## [Problem details]
Exactly as given, repeat all of the entries.

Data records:
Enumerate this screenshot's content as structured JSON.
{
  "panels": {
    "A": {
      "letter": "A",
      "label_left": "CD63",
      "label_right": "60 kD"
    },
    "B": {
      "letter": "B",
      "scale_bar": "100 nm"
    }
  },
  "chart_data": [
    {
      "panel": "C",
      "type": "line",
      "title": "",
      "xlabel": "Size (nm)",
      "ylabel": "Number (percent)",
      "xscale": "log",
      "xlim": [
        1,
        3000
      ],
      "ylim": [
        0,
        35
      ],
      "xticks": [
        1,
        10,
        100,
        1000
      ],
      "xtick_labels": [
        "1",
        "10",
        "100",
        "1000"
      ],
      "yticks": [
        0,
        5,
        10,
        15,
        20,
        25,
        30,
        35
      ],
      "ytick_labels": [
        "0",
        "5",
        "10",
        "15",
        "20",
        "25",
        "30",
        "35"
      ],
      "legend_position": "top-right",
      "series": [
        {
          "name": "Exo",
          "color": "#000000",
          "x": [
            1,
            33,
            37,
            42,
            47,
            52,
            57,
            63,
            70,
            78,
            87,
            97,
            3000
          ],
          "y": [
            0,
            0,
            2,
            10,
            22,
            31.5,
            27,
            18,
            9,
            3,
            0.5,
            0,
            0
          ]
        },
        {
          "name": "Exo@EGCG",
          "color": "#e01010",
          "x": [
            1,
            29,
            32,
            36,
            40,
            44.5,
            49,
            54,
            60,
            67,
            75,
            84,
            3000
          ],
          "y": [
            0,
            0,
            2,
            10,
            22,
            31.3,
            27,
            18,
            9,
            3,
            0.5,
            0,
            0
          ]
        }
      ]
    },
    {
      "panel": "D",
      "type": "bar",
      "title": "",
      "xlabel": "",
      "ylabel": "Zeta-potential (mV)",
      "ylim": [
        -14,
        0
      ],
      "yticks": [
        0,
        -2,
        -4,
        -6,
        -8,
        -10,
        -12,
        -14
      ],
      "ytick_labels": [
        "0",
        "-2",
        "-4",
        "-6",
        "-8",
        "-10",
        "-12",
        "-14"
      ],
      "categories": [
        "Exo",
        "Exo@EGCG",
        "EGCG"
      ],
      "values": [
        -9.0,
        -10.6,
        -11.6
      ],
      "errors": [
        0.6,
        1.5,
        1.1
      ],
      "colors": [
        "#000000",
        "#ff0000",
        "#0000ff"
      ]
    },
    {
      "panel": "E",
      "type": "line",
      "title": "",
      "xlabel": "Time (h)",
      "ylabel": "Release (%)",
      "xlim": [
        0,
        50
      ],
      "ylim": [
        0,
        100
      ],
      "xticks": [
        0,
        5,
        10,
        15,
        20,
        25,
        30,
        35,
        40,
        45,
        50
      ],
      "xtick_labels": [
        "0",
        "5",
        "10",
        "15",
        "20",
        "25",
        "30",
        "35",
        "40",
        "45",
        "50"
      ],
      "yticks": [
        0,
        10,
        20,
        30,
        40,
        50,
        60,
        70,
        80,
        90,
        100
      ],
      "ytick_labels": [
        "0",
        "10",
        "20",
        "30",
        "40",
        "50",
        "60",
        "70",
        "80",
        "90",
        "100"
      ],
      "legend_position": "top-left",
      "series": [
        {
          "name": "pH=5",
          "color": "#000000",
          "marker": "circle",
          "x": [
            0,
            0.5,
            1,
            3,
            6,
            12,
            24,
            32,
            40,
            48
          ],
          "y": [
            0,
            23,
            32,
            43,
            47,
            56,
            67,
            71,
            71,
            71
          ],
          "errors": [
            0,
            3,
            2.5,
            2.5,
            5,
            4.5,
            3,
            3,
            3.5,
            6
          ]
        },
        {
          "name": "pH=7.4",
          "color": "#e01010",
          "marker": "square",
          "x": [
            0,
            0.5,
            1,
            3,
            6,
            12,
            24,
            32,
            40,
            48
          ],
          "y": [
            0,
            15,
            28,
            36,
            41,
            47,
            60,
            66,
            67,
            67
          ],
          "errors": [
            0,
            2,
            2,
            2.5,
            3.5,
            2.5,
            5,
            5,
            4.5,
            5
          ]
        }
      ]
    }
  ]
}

## [Output of the exercise]
Enumerate this screenshot's content as structured JSON.
{
  "panels": {
    "A": {
      "letter": "A",
      "label_left": "CD63",
      "label_right": "60 kD"
    },
    "B": {
      "letter": "B",
      "scale_bar": "100 nm"
    }
  },
  "chart_data": [
    {
      "panel": "C",
      "type": "line",
      "title": "",
      "xlabel": "Size (nm)",
      "ylabel": "Number (percent)",
      "xscale": "log",
      "xlim": [
        1,
        3000
      ],
      "ylim": [
        0,
        35
      ],
      "xticks": [
        1,
        10,
        100,
        1000
      ],
      "xtick_labels": [
        "1",
        "10",
        "100",
        "1000"
      ],
      "yticks": [
        0,
        5,
        10,
        15,
        20,
        25,
        30,
        35
      ],
      "ytick_labels": [
        "0",
        "5",
        "10",
        "15",
        "20",
        "25",
        "30",
        "35"
      ],
      "legend_position": "top-right",
      "series": [
        {
          "name": "Exo",
          "color": "#000000",
          "x": [
            1,
            33,
            37,
            42,
            47,
            52,
            57,
            63,
            70,
            78,
            87,
            97,
            3000
          ],
          "y": [
            0,
            0,
            2,
            10,
            22,
            31.5,
            27,
            18,
            9,
            3,
            0.5,
            0,
            0
          ]
        },
        {
          "name": "Exo@EGCG",
          "color": "#e01010",
          "x": [
            1,
            29,
            32,
            36,
            40,
            44.5,
            49,
            54,
            60,
            67,
            75,
            84,
            3000
          ],
          "y": [
            0,
            0,
            2,
            10,
            22,
            31.3,
            27,
            18,
            9,
            3,
            0.5,
            0,
            0
          ]
        }
      ]
    },
    {
      "panel": "D",
      "type": "bar",
      "title": "",
      "xlabel": "",
      "ylabel": "Zeta-potential (mV)",
      "ylim": [
        -14,
        0
      ],
      "yticks": [
        0,
        -2,
        -4,
        -6,
        -8,
        -10,
        -12,
        -14
      ],
      "ytick_labels": [
        "0",
        "-2",
        "-4",
        "-6",
        "-8",
        "-10",
        "-12",
        "-14"
      ],
      "categories": [
        "Exo",
        "Exo@EGCG",
        "EGCG"
      ],
      "values": [
        -9.0,
        -10.6,
        -11.6
      ],
      "errors": [
        0.6,
        1.5,
        1.1
      ],
      "colors": [
        "#000000",
        "#ff0000",
        "#0000ff"
      ]
    },
    {
      "panel": "E",
      "type": "line",
      "title": "",
      "xlabel": "Time (h)",
      "ylabel": "Release (%)",
      "xlim": [
        0,
        50
      ],
      "ylim": [
        0,
        100
      ],
      "xticks": [
        0,
        5,
        10,
        15,
        20,
        25,
        30,
        35,
        40,
        45,
        50
      ],
      "xtick_labels": [
        "0",
        "5",
        "10",
        "15",
        "20",
        "25",
        "30",
        "35",
        "40",
        "45",
        "50"
      ],
      "yticks": [
        0,
        10,
        20,
        30,
        40,
        50,
        60,
        70,
        80,
        90,
        100
      ],
      "ytick_labels": [
        "0",
        "10",
        "20",
        "30",
        "40",
        "50",
        "60",
        "70",
        "80",
        "90",
        "100"
      ],
      "legend_position": "top-left",
      "series": [
        {
          "name": "pH=5",
          "color": "#000000",
          "marker": "circle",
          "x": [
            0,
            0.5,
            1,
            3,
            6,
            12,
            24,
            32,
            40,
            48
          ],
          "y": [
            0,
            23,
            32,
            43,
            47,
            56,
            67,
            71,
            71,
            71
          ],
          "errors": [
            0,
            3,
            2.5,
            2.5,
            5,
            4.5,
            3,
            3,
            3.5,
            6
          ]
        },
        {
          "name": "pH=7.4",
          "color": "#e01010",
          "marker": "square",
          "x": [
            0,
            0.5,
            1,
            3,
            6,
            12,
            24,
            32,
            40,
            48
          ],
          "y": [
            0,
            15,
            28,
            36,
            41,
            47,
            60,
            66,
            67,
            67
          ],
          "errors": [
            0,
            2,
            2,
            2.5,
            3.5,
            2.5,
            5,
            5,
            4.5,
            5
          ]
        }
      ]
    }
  ]
}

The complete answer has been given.